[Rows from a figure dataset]

■ ■ ■ ■

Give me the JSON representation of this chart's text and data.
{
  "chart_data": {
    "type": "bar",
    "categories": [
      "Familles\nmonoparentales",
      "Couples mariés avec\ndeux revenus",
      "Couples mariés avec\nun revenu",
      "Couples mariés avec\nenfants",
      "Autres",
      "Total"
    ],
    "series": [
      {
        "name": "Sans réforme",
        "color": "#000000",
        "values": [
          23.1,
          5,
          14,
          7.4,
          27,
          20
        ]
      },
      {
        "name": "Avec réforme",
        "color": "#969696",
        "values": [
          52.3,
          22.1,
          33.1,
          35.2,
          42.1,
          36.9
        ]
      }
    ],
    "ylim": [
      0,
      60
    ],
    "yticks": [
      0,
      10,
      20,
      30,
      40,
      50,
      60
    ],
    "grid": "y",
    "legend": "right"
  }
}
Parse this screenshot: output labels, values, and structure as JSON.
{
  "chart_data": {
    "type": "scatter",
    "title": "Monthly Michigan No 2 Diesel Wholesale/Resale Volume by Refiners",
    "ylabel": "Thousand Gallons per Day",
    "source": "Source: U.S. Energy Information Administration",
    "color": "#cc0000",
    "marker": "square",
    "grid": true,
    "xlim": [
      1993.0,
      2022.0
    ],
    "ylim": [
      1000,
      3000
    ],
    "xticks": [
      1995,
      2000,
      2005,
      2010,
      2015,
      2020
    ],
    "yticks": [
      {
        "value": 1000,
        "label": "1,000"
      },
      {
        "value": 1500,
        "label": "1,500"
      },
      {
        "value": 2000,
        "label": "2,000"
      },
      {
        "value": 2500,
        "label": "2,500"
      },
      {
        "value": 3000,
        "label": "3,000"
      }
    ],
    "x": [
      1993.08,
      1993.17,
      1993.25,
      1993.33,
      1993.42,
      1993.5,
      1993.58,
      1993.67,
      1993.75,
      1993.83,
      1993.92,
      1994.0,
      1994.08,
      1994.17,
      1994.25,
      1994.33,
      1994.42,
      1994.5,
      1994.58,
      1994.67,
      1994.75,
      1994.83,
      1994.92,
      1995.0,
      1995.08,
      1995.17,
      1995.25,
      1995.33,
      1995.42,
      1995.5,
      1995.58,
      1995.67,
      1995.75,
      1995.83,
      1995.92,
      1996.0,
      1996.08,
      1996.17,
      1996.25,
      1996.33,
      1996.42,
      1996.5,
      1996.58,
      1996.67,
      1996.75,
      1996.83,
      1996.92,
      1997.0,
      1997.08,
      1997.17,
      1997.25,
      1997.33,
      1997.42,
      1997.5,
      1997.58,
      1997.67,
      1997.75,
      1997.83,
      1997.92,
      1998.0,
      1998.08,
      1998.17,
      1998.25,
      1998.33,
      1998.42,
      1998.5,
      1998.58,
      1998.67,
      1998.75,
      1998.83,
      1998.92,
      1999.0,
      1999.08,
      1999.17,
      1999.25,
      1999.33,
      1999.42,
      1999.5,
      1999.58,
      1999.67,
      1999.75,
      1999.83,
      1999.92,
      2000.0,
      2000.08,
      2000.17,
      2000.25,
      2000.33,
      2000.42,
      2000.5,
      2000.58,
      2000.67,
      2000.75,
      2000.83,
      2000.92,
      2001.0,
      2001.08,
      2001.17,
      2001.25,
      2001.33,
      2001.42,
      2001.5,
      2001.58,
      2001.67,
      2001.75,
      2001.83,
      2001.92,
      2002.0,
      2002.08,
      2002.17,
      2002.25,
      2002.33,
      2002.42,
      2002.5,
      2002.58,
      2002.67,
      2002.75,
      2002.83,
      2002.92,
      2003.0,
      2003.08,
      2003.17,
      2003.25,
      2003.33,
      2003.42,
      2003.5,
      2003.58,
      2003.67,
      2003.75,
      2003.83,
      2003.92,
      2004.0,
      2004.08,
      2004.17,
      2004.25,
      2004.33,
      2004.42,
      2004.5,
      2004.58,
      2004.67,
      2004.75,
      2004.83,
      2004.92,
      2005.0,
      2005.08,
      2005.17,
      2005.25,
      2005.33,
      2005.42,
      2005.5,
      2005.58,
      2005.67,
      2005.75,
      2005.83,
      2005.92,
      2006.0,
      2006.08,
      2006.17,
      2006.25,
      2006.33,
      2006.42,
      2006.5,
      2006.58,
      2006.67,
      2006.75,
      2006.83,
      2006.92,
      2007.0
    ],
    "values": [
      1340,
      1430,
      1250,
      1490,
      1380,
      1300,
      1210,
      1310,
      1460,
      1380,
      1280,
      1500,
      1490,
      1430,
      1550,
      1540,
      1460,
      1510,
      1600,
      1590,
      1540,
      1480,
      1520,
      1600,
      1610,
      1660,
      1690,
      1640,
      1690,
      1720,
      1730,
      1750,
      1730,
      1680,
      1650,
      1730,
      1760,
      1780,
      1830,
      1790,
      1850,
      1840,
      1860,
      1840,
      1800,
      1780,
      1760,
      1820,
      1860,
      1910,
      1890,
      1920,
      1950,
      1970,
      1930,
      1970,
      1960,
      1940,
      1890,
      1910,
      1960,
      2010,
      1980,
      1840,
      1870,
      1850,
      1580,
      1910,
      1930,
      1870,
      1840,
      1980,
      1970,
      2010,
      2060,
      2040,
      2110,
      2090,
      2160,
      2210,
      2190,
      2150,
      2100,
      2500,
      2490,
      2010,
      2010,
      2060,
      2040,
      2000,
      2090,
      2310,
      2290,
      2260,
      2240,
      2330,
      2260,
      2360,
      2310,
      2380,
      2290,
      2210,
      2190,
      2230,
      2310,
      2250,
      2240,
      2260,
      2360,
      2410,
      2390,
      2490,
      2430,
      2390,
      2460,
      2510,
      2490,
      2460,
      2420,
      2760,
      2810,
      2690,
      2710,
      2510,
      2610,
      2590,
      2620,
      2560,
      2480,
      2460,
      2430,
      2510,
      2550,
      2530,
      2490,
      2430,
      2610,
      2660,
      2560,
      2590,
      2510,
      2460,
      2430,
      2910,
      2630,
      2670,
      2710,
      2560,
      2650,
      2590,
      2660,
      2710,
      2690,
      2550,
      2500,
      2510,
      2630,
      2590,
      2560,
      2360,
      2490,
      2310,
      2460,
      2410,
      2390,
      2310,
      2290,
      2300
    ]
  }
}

■ ■ ■ ■

> [WHAT IS EXPECTED]: Give all the records again. Match them exactly.

> [EXPECTED ANSWER]:
Give me the JSON representation of this chart's text and data.
{
  "chart_data": {
    "type": "bar",
    "categories": [
      "Familles\nmonoparentales",
      "Couples mariés avec\ndeux revenus",
      "Couples mariés avec\nun revenu",
      "Couples mariés avec\nenfants",
      "Autres",
      "Total"
    ],
    "series": [
      {
        "name": "Sans réforme",
        "color": "#000000",
        "values": [
          23.1,
          5,
          14,
          7.4,
          27,
          20
        ]
      },
      {
        "name": "Avec réforme",
        "color": "#969696",
        "values": [
          52.3,
          22.1,
          33.1,
          35.2,
          42.1,
          36.9
        ]
      }
    ],
    "ylim": [
      0,
      60
    ],
    "yticks": [
      0,
      10,
      20,
      30,
      40,
      50,
      60
    ],
    "grid": "y",
    "legend": "right"
  }
}
Parse this screenshot: output labels, values, and structure as JSON.
{
  "chart_data": {
    "type": "scatter",
    "title": "Monthly Michigan No 2 Diesel Wholesale/Resale Volume by Refiners",
    "ylabel": "Thousand Gallons per Day",
    "source": "Source: U.S. Energy Information Administration",
    "color": "#cc0000",
    "marker": "square",
    "grid": true,
    "xlim": [
      1993.0,
      2022.0
    ],
    "ylim": [
      1000,
      3000
    ],
    "xticks": [
      1995,
      2000,
      2005,
      2010,
      2015,
      2020
    ],
    "yticks": [
      {
        "value": 1000,
        "label": "1,000"
      },
      {
        "value": 1500,
        "label": "1,500"
      },
      {
        "value": 2000,
        "label": "2,000"
      },
      {
        "value": 2500,
        "label": "2,500"
      },
      {
        "value": 3000,
        "label": "3,000"
      }
    ],
    "x": [
      1993.08,
      1993.17,
      1993.25,
      1993.33,
      1993.42,
      1993.5,
      1993.58,
      1993.67,
      1993.75,
      1993.83,
      1993.92,
      1994.0,
      1994.08,
      1994.17,
      1994.25,
      1994.33,
      1994.42,
      1994.5,
      1994.58,
      1994.67,
      1994.75,
      1994.83,
      1994.92,
      1995.0,
      1995.08,
      1995.17,
      1995.25,
      1995.33,
      1995.42,
      1995.5,
      1995.58,
      1995.67,
      1995.75,
      1995.83,
      1995.92,
      1996.0,
      1996.08,
      1996.17,
      1996.25,
      1996.33,
      1996.42,
      1996.5,
      1996.58,
      1996.67,
      1996.75,
      1996.83,
      1996.92,
      1997.0,
      1997.08,
      1997.17,
      1997.25,
      1997.33,
      1997.42,
      1997.5,
      1997.58,
      1997.67,
      1997.75,
      1997.83,
      1997.92,
      1998.0,
      1998.08,
      1998.17,
      1998.25,
      1998.33,
      1998.42,
      1998.5,
      1998.58,
      1998.67,
      1998.75,
      1998.83,
      1998.92,
      1999.0,
      1999.08,
      1999.17,
      1999.25,
      1999.33,
      1999.42,
      1999.5,
      1999.58,
      1999.67,
      1999.75,
      1999.83,
      1999.92,
      2000.0,
      2000.08,
      2000.17,
      2000.25,
      2000.33,
      2000.42,
      2000.5,
      2000.58,
      2000.67,
      2000.75,
      2000.83,
      2000.92,
      2001.0,
      2001.08,
      2001.17,
      2001.25,
      2001.33,
      2001.42,
      2001.5,
      2001.58,
      2001.67,
      2001.75,
      2001.83,
      2001.92,
      2002.0,
      2002.08,
      2002.17,
      2002.25,
      2002.33,
      2002.42,
      2002.5,
      2002.58,
      2002.67,
      2002.75,
      2002.83,
      2002.92,
      2003.0,
      2003.08,
      2003.17,
      2003.25,
      2003.33,
      2003.42,
      2003.5,
      2003.58,
      2003.67,
      2003.75,
      2003.83,
      2003.92,
      2004.0,
      2004.08,
      2004.17,
      2004.25,
      2004.33,
      2004.42,
      2004.5,
      2004.58,
      2004.67,
      2004.75,
      2004.83,
      2004.92,
      2005.0,
      2005.08,
      2005.17,
      2005.25,
      2005.33,
      2005.42,
      2005.5,
      2005.58,
      2005.67,
      2005.75,
      2005.83,
      2005.92,
      2006.0,
      2006.08,
      2006.17,
      2006.25,
      2006.33,
      2006.42,
      2006.5,
      2006.58,
      2006.67,
      2006.75,
      2006.83,
      2006.92,
      2007.0
    ],
    "values": [
      1340,
      1430,
      1250,
      1490,
      1380,
      1300,
      1210,
      1310,
      1460,
      1380,
      1280,
      1500,
      1490,
      1430,
      1550,
      1540,
      1460,
      1510,
      1600,
      1590,
      1540,
      1480,
      1520,
      1600,
      1610,
      1660,
      1690,
      1640,
      1690,
      1720,
      1730,
      1750,
      1730,
      1680,
      1650,
      1730,
      1760,
      1780,
      1830,
      1790,
      1850,
      1840,
      1860,
      1840,
      1800,
      1780,
      1760,
      1820,
      1860,
      1910,
      1890,
      1920,
      1950,
      1970,
      1930,
      1970,
      1960,
      1940,
      1890,
      1910,
      1960,
      2010,
      1980,
      1840,
      1870,
      1850,
      1580,
      1910,
      1930,
      1870,
      1840,
      1980,
      1970,
      2010,
      2060,
      2040,
      2110,
      2090,
      2160,
      2210,
      2190,
      2150,
      2100,
      2500,
      2490,
      2010,
      2010,
      2060,
      2040,
      2000,
      2090,
      2310,
      2290,
      2260,
      2240,
      2330,
      2260,
      2360,
      2310,
      2380,
      2290,
      2210,
      2190,
      2230,
      2310,
      2250,
      2240,
      2260,
      2360,
      2410,
      2390,
      2490,
      2430,
      2390,
      2460,
      2510,
      2490,
      2460,
      2420,
      2760,
      2810,
      2690,
      2710,
      2510,
      2610,
      2590,
      2620,
      2560,
      2480,
      2460,
      2430,
      2510,
      2550,
      2530,
      2490,
      2430,
      2610,
      2660,
      2560,
      2590,
      2510,
      2460,
      2430,
      2910,
      2630,
      2670,
      2710,
      2560,
      2650,
      2590,
      2660,
      2710,
      2690,
      2550,
      2500,
      2510,
      2630,
      2590,
      2560,
      2360,
      2490,
      2310,
      2460,
      2410,
      2390,
      2310,
      2290,
      2300
    ]
  }
}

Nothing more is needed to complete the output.